(Figure contents as structured data)
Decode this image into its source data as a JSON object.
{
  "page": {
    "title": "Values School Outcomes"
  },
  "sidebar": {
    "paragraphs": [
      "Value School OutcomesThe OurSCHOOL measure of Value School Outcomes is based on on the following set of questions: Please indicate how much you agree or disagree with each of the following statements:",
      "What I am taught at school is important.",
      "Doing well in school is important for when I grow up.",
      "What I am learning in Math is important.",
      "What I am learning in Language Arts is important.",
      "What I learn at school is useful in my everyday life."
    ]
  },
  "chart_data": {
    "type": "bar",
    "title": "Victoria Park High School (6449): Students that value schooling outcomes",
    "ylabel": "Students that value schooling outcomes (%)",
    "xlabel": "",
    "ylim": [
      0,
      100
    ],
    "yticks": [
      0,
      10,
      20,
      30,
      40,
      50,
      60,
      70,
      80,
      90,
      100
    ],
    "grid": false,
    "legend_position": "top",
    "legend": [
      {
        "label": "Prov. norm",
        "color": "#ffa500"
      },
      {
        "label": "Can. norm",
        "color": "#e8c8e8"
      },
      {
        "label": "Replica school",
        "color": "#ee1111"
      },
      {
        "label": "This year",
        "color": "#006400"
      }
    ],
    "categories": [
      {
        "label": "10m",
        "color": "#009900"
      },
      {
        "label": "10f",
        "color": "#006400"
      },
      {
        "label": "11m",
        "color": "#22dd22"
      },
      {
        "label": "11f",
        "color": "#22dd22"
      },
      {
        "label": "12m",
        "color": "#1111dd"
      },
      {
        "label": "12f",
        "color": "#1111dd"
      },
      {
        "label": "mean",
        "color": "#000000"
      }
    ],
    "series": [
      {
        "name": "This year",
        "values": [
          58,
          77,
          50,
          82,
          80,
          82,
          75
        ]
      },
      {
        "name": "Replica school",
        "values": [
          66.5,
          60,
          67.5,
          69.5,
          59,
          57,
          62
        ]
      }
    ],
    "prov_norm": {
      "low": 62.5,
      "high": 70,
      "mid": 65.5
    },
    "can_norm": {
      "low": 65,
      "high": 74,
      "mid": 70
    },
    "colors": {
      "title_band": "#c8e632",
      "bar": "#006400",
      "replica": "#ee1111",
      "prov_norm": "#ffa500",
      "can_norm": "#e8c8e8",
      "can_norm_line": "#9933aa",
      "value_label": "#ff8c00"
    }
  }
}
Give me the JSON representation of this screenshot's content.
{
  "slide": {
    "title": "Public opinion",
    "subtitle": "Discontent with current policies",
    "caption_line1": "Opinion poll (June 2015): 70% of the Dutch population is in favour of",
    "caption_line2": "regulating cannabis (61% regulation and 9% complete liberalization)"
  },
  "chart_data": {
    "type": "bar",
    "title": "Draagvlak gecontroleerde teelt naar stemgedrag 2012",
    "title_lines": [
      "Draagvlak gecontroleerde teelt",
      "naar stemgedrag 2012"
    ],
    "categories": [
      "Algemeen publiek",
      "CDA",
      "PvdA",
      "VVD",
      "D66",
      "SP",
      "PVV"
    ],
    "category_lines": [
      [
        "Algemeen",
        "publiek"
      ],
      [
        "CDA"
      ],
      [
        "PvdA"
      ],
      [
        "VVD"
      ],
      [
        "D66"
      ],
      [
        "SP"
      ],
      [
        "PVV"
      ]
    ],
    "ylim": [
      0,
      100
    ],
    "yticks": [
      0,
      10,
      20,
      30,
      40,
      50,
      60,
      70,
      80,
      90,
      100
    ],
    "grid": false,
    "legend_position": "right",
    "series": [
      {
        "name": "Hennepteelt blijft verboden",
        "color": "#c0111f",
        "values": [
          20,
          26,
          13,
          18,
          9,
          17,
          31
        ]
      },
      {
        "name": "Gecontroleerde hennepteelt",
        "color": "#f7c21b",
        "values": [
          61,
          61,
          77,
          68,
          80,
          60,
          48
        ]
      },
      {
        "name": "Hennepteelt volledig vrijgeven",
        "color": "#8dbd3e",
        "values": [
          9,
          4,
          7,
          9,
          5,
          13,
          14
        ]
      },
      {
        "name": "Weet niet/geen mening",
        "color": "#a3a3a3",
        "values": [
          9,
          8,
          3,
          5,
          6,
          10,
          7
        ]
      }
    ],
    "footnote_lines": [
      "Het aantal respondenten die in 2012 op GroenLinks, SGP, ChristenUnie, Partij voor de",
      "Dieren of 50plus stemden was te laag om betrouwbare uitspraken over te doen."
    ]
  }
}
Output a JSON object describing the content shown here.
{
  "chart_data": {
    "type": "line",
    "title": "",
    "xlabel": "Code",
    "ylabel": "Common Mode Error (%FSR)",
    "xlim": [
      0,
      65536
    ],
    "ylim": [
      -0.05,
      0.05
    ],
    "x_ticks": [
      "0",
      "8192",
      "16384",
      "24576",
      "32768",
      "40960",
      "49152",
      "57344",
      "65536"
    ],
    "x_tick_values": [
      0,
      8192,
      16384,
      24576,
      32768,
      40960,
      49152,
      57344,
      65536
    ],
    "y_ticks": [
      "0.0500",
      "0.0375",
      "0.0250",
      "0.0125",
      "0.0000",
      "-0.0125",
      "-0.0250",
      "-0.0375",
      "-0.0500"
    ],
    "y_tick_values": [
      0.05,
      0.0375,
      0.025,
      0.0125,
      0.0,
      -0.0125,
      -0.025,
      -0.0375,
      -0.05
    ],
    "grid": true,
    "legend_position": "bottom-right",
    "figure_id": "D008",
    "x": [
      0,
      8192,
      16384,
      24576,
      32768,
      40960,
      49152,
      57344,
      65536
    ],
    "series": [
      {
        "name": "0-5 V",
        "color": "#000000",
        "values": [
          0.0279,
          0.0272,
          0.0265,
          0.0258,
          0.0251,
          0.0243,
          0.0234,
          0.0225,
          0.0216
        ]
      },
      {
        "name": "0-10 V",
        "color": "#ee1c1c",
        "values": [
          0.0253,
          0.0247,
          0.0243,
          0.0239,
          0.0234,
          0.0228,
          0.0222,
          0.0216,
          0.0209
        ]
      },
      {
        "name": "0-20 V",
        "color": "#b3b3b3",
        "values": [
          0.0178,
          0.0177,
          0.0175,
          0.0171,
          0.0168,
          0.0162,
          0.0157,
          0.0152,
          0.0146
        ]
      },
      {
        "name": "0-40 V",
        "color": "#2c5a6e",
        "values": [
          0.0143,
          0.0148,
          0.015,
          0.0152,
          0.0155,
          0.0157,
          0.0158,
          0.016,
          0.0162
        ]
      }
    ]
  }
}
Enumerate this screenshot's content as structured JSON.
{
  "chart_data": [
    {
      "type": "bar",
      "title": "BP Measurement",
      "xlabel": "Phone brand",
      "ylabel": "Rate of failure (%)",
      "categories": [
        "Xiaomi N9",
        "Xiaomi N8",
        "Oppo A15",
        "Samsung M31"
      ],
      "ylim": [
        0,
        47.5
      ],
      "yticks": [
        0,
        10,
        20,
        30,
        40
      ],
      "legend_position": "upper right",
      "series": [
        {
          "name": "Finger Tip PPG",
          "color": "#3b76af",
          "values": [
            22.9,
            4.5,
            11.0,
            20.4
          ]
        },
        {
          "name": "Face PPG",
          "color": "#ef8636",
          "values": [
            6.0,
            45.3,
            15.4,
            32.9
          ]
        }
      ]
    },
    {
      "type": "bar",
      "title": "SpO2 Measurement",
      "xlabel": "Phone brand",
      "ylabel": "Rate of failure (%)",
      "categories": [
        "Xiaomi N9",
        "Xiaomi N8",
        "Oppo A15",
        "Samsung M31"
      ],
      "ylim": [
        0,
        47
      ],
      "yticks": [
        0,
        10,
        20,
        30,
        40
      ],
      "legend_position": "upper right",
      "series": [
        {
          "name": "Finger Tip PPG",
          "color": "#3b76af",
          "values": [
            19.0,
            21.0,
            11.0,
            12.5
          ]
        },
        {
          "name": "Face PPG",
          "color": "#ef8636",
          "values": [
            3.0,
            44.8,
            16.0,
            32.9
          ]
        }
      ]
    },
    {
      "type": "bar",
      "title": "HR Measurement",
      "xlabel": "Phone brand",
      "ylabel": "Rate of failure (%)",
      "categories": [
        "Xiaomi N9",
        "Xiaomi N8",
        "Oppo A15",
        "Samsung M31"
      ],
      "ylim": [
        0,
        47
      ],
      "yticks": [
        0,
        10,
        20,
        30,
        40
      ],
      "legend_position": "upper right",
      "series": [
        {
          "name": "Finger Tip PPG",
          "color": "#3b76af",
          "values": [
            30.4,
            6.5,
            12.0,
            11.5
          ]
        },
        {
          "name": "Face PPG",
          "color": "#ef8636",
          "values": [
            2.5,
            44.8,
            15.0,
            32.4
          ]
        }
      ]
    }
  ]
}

TASK REQUIREMENTS —
Of the lines above, copy each that contains "Students".

EXERCISE SOLUTION —
    "title": "Victoria Park High School (6449): Students that value schooling outcomes",
    "ylabel": "Students that value schooling outcomes (%)",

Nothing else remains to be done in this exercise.